## GIVEN INSTRUCTION
Quote all lines below exactly. Images stay out.

Stored dataset items:
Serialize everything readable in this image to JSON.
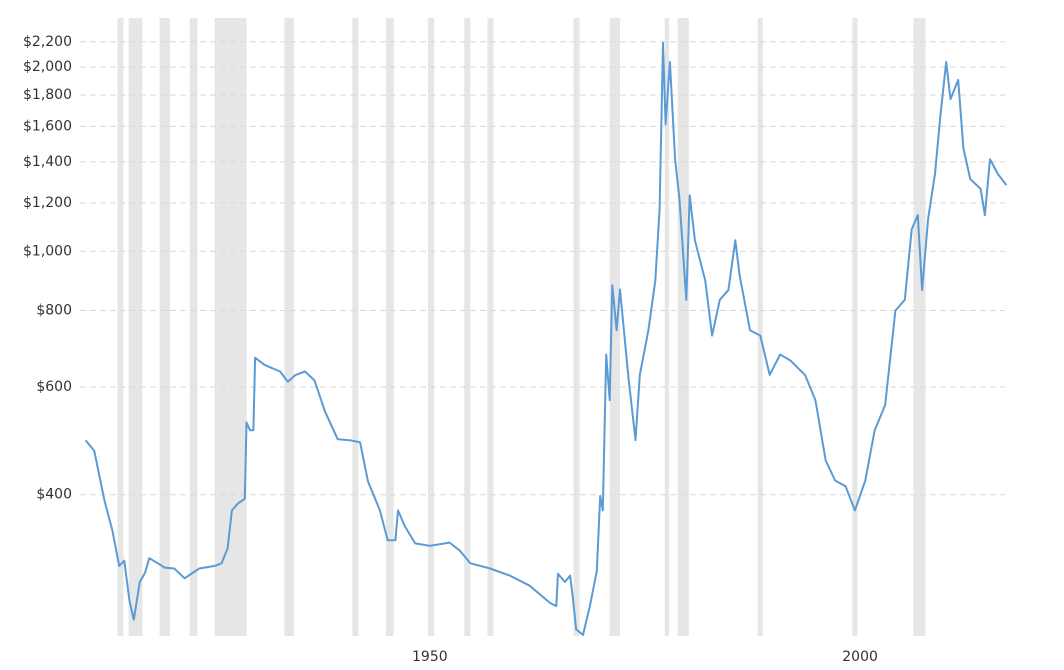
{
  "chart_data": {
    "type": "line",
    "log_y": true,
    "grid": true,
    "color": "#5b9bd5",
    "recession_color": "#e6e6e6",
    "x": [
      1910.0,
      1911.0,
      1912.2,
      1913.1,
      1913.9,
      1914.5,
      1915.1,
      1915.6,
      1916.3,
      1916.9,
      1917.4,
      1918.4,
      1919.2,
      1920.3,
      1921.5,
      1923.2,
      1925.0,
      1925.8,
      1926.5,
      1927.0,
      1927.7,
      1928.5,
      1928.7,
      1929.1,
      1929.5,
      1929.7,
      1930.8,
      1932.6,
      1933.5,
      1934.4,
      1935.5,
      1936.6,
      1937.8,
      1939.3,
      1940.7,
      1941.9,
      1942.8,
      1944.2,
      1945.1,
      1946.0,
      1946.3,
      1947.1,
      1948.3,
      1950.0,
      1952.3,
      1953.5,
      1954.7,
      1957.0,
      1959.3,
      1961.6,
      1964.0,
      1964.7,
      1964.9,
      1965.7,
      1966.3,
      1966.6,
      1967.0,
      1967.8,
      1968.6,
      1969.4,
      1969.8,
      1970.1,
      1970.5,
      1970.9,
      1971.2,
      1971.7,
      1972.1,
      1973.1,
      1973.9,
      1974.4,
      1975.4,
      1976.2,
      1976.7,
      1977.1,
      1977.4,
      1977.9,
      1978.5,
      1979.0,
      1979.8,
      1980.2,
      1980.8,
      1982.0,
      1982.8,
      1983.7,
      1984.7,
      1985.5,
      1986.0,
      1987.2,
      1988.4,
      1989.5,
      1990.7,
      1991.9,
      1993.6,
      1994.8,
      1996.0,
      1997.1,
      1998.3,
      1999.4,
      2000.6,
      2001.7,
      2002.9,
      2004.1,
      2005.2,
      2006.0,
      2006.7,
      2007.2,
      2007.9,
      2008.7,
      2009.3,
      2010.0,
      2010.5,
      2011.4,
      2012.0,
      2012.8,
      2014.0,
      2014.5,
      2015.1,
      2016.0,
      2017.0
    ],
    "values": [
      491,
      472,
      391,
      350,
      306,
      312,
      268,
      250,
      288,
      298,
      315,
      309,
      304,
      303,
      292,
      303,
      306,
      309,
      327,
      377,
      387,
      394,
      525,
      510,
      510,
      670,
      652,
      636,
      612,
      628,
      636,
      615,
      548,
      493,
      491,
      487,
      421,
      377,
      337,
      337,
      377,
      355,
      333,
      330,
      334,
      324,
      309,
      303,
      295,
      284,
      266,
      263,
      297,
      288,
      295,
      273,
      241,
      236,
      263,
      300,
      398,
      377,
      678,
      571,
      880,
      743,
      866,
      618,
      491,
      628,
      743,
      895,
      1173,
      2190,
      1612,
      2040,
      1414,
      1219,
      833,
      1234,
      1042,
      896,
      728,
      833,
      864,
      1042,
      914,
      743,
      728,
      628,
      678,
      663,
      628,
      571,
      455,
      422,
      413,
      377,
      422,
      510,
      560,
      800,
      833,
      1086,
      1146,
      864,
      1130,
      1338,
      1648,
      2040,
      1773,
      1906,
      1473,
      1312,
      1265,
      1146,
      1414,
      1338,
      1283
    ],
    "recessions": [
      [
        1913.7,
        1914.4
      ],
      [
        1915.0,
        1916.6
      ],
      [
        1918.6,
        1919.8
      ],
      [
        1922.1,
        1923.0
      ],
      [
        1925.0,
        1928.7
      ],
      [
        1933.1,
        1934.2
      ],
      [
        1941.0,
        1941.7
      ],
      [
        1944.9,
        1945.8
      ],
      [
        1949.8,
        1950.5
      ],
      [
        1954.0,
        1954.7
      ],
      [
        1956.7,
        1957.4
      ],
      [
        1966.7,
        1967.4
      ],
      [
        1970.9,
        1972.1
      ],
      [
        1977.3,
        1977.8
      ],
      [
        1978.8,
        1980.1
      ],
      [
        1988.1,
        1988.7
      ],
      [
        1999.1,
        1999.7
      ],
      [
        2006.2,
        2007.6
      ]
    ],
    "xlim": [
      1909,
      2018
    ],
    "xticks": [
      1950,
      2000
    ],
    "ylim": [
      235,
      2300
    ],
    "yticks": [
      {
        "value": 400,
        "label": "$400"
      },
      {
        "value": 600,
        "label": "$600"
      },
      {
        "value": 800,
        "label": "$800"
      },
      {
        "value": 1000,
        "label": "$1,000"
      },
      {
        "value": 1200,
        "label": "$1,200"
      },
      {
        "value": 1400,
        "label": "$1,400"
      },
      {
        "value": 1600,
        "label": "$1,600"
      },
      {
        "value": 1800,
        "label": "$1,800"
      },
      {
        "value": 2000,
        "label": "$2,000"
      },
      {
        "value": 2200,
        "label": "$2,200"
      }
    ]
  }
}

## THE RESPONSE
Serialize everything readable in this image to JSON.
{
  "chart_data": {
    "type": "line",
    "log_y": true,
    "grid": true,
    "color": "#5b9bd5",
    "recession_color": "#e6e6e6",
    "x": [
      1910.0,
      1911.0,
      1912.2,
      1913.1,
      1913.9,
      1914.5,
      1915.1,
      1915.6,
      1916.3,
      1916.9,
      1917.4,
      1918.4,
      1919.2,
      1920.3,
      1921.5,
      1923.2,
      1925.0,
      1925.8,
      1926.5,
      1927.0,
      1927.7,
      1928.5,
      1928.7,
      1929.1,
      1929.5,
      1929.7,
      1930.8,
      1932.6,
      1933.5,
      1934.4,
      1935.5,
      1936.6,
      1937.8,
      1939.3,
      1940.7,
      1941.9,
      1942.8,
      1944.2,
      1945.1,
      1946.0,
      1946.3,
      1947.1,
      1948.3,
      1950.0,
      1952.3,
      1953.5,
      1954.7,
      1957.0,
      1959.3,
      1961.6,
      1964.0,
      1964.7,
      1964.9,
      1965.7,
      1966.3,
      1966.6,
      1967.0,
      1967.8,
      1968.6,
      1969.4,
      1969.8,
      1970.1,
      1970.5,
      1970.9,
      1971.2,
      1971.7,
      1972.1,
      1973.1,
      1973.9,
      1974.4,
      1975.4,
      1976.2,
      1976.7,
      1977.1,
      1977.4,
      1977.9,
      1978.5,
      1979.0,
      1979.8,
      1980.2,
      1980.8,
      1982.0,
      1982.8,
      1983.7,
      1984.7,
      1985.5,
      1986.0,
      1987.2,
      1988.4,
      1989.5,
      1990.7,
      1991.9,
      1993.6,
      1994.8,
      1996.0,
      1997.1,
      1998.3,
      1999.4,
      2000.6,
      2001.7,
      2002.9,
      2004.1,
      2005.2,
      2006.0,
      2006.7,
      2007.2,
      2007.9,
      2008.7,
      2009.3,
      2010.0,
      2010.5,
      2011.4,
      2012.0,
      2012.8,
      2014.0,
      2014.5,
      2015.1,
      2016.0,
      2017.0
    ],
    "values": [
      491,
      472,
      391,
      350,
      306,
      312,
      268,
      250,
      288,
      298,
      315,
      309,
      304,
      303,
      292,
      303,
      306,
      309,
      327,
      377,
      387,
      394,
      525,
      510,
      510,
      670,
      652,
      636,
      612,
      628,
      636,
      615,
      548,
      493,
      491,
      487,
      421,
      377,
      337,
      337,
      377,
      355,
      333,
      330,
      334,
      324,
      309,
      303,
      295,
      284,
      266,
      263,
      297,
      288,
      295,
      273,
      241,
      236,
      263,
      300,
      398,
      377,
      678,
      571,
      880,
      743,
      866,
      618,
      491,
      628,
      743,
      895,
      1173,
      2190,
      1612,
      2040,
      1414,
      1219,
      833,
      1234,
      1042,
      896,
      728,
      833,
      864,
      1042,
      914,
      743,
      728,
      628,
      678,
      663,
      628,
      571,
      455,
      422,
      413,
      377,
      422,
      510,
      560,
      800,
      833,
      1086,
      1146,
      864,
      1130,
      1338,
      1648,
      2040,
      1773,
      1906,
      1473,
      1312,
      1265,
      1146,
      1414,
      1338,
      1283
    ],
    "recessions": [
      [
        1913.7,
        1914.4
      ],
      [
        1915.0,
        1916.6
      ],
      [
        1918.6,
        1919.8
      ],
      [
        1922.1,
        1923.0
      ],
      [
        1925.0,
        1928.7
      ],
      [
        1933.1,
        1934.2
      ],
      [
        1941.0,
        1941.7
      ],
      [
        1944.9,
        1945.8
      ],
      [
        1949.8,
        1950.5
      ],
      [
        1954.0,
        1954.7
      ],
      [
        1956.7,
        1957.4
      ],
      [
        1966.7,
        1967.4
      ],
      [
        1970.9,
        1972.1
      ],
      [
        1977.3,
        1977.8
      ],
      [
        1978.8,
        1980.1
      ],
      [
        1988.1,
        1988.7
      ],
      [
        1999.1,
        1999.7
      ],
      [
        2006.2,
        2007.6
      ]
    ],
    "xlim": [
      1909,
      2018
    ],
    "xticks": [
      1950,
      2000
    ],
    "ylim": [
      235,
      2300
    ],
    "yticks": [
      {
        "value": 400,
        "label": "$400"
      },
      {
        "value": 600,
        "label": "$600"
      },
      {
        "value": 800,
        "label": "$800"
      },
      {
        "value": 1000,
        "label": "$1,000"
      },
      {
        "value": 1200,
        "label": "$1,200"
      },
      {
        "value": 1400,
        "label": "$1,400"
      },
      {
        "value": 1600,
        "label": "$1,600"
      },
      {
        "value": 1800,
        "label": "$1,800"
      },
      {
        "value": 2000,
        "label": "$2,000"
      },
      {
        "value": 2200,
        "label": "$2,200"
      }
    ]
  }
}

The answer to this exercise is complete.